--- ПРЕДОСТАВЛЕННЫЙ ОТРЫВОК ---
——
Читаем Рудольф Нуреев. Неистовый гений полностью

И это было тем более «божественно», что Нуреев не просто прыгал. С первого момента его появления в «Корсаре» публика понимала, что Конрад — Нуреев безумно влюблен в женщину, которая сейчас к нему присоединится{144}. Увлеченная неистовством своего молодого партнера, Марго — Медора как вихрь появлялась на сцене и бросала букет цветов своему корсару. Волшебство начиналось…

Нуреев умел выразить боль положением рук, грусть — посадкой головы, радость — ладонью. Никакой другой танцовщик его поколения не умел делать этого…

О пылкости Нуреева, о его заразительной увлеченности хорошо сказал солист Большого театра Андрис Лиепа: «Нуреев появлялся на сцене, словно заклинатель змей, и превращал публику в кобру, загипнотизированную его движениями»{145}.

Когда расспрашиваешь очевидцев той великой эпохи, что представлял собой Нуреев на сцене, часто слышишь одни и те же определения: «молодой лев», «кошка», «пантера». Его высокие прыжки и мягкое приземление неминуемо наводили на мысль о грациозных прыжках крупных хищников. Добавить сюда пронзительный неподвижный взгляд и гривку темных волос, всегда взлохмаченных, словно их растрепал ветер. Появившись на Западе, Нуреев предложил танец одновременно рафинированный и брутальный. «Его движения не были замутнены условностями, — вспоминала французская балерина Виолетта Верди. — Нуреев танцевал как дикарь, но при этом его танец дышал свежестью и обладал абсолютной целостностью. И это был классический танец»{146}.

Два других определения, также постоянно присутствующих при описании того, что представлял из себя танцовщик Нуреев, — это «невероятно чувственный» и «очень эротичный».

«Мне не приходилось видеть на сцене кого‑либо столь же сексуального, — признался солист Королевского балета Дэвид Уолл, — и для нас это было совершенно неожиданным»{147}.
——
--- Записи размеченных элементов ---

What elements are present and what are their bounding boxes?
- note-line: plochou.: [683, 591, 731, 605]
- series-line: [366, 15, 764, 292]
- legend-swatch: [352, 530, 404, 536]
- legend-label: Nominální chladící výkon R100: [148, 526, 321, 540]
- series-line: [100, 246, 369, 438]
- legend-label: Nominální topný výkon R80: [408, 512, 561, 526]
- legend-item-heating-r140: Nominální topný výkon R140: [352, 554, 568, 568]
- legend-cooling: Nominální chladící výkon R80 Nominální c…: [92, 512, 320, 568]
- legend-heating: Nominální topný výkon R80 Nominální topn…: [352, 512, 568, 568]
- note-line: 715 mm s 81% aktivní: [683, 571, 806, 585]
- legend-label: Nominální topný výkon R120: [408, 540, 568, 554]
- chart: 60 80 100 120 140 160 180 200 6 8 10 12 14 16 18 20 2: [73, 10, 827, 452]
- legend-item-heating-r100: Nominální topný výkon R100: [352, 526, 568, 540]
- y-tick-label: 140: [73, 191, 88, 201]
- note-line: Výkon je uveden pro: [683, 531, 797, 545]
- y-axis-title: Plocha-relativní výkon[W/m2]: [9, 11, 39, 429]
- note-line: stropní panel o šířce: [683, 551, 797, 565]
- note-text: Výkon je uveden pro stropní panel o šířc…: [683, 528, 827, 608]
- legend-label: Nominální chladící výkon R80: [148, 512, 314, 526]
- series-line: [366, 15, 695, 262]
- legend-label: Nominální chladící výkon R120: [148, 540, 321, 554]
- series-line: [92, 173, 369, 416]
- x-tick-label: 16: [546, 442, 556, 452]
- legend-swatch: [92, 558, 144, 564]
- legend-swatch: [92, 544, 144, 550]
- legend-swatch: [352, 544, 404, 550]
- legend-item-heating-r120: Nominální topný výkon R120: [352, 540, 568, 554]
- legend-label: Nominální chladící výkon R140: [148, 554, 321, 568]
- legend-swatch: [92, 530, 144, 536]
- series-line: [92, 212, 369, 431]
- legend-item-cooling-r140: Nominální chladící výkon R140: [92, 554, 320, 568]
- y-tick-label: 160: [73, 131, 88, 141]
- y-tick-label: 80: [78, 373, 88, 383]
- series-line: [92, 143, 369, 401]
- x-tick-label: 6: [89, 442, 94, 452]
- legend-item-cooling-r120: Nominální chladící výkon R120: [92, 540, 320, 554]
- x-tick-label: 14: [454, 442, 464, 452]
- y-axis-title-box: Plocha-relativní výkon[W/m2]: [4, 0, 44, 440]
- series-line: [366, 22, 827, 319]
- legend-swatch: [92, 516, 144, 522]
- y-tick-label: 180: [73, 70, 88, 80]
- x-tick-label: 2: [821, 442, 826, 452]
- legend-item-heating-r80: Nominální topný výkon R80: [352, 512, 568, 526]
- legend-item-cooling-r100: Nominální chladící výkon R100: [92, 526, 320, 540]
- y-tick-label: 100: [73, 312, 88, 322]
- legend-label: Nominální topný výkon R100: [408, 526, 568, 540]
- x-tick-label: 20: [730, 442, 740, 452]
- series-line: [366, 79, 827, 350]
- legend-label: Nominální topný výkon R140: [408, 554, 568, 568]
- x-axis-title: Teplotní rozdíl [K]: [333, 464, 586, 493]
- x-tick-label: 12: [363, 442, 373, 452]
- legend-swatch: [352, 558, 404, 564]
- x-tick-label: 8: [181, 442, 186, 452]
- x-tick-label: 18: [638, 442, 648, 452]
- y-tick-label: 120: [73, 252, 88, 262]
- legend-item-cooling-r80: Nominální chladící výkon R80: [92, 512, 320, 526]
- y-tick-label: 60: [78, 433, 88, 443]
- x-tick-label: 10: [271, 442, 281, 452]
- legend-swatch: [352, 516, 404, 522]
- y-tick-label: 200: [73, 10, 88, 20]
——
--- ЗАДАНИЕ 1 ---
Какой французской балерине в отрывке о Нурееве принадлежат слова о том, что Нуреев танцевал как дикарь?
--- ЗАДАНИЕ 2 ---
Перепиши записи от самого начала до строки с «- y-tick-label: 180: [73, 70, 88, 80]» включительно, заменив «legend-swatch» на «legend-marker». Всё остальное оставь без изменений.

--- ПОЛНЫЙ ОТВЕТ 1 ---
Виолетте Верди.

--- ПОЛНЫЙ ОТВЕТ 2 ---
What elements are present and what are their bounding boxes?
- note-line: plochou.: [683, 591, 731, 605]
- series-line: [366, 15, 764, 292]
- legend-marker: [352, 530, 404, 536]
- legend-label: Nominální chladící výkon R100: [148, 526, 321, 540]
- series-line: [100, 246, 369, 438]
- legend-label: Nominální topný výkon R80: [408, 512, 561, 526]
- legend-item-heating-r140: Nominální topný výkon R140: [352, 554, 568, 568]
- legend-cooling: Nominální chladící výkon R80 Nominální c…: [92, 512, 320, 568]
- legend-heating: Nominální topný výkon R80 Nominální topn…: [352, 512, 568, 568]
- note-line: 715 mm s 81% aktivní: [683, 571, 806, 585]
- legend-label: Nominální topný výkon R120: [408, 540, 568, 554]
- chart: 60 80 100 120 140 160 180 200 6 8 10 12 14 16 18 20 2: [73, 10, 827, 452]
- legend-item-heating-r100: Nominální topný výkon R100: [352, 526, 568, 540]
- y-tick-label: 140: [73, 191, 88, 201]
- note-line: Výkon je uveden pro: [683, 531, 797, 545]
- y-axis-title: Plocha-relativní výkon[W/m2]: [9, 11, 39, 429]
- note-line: stropní panel o šířce: [683, 551, 797, 565]
- note-text: Výkon je uveden pro stropní panel o šířc…: [683, 528, 827, 608]
- legend-label: Nominální chladící výkon R80: [148, 512, 314, 526]
- series-line: [366, 15, 695, 262]
- legend-label: Nominální chladící výkon R120: [148, 540, 321, 554]
- series-line: [92, 173, 369, 416]
- x-tick-label: 16: [546, 442, 556, 452]
- legend-marker: [92, 558, 144, 564]
- legend-marker: [92, 544, 144, 550]
- legend-marker: [352, 544, 404, 550]
- legend-item-heating-r120: Nominální topný výkon R120: [352, 540, 568, 554]
- legend-label: Nominální chladící výkon R140: [148, 554, 321, 568]
- legend-marker: [92, 530, 144, 536]
- series-line: [92, 212, 369, 431]
- legend-item-cooling-r140: Nominální chladící výkon R140: [92, 554, 320, 568]
- y-tick-label: 160: [73, 131, 88, 141]
- y-tick-label: 80: [78, 373, 88, 383]
- series-line: [92, 143, 369, 401]
- x-tick-label: 6: [89, 442, 94, 452]
- legend-item-cooling-r120: Nominální chladící výkon R120: [92, 540, 320, 554]
- x-tick-label: 14: [454, 442, 464, 452]
- y-axis-title-box: Plocha-relativní výkon[W/m2]: [4, 0, 44, 440]
- series-line: [366, 22, 827, 319]
- legend-marker: [92, 516, 144, 522]
- y-tick-label: 180: [73, 70, 88, 80]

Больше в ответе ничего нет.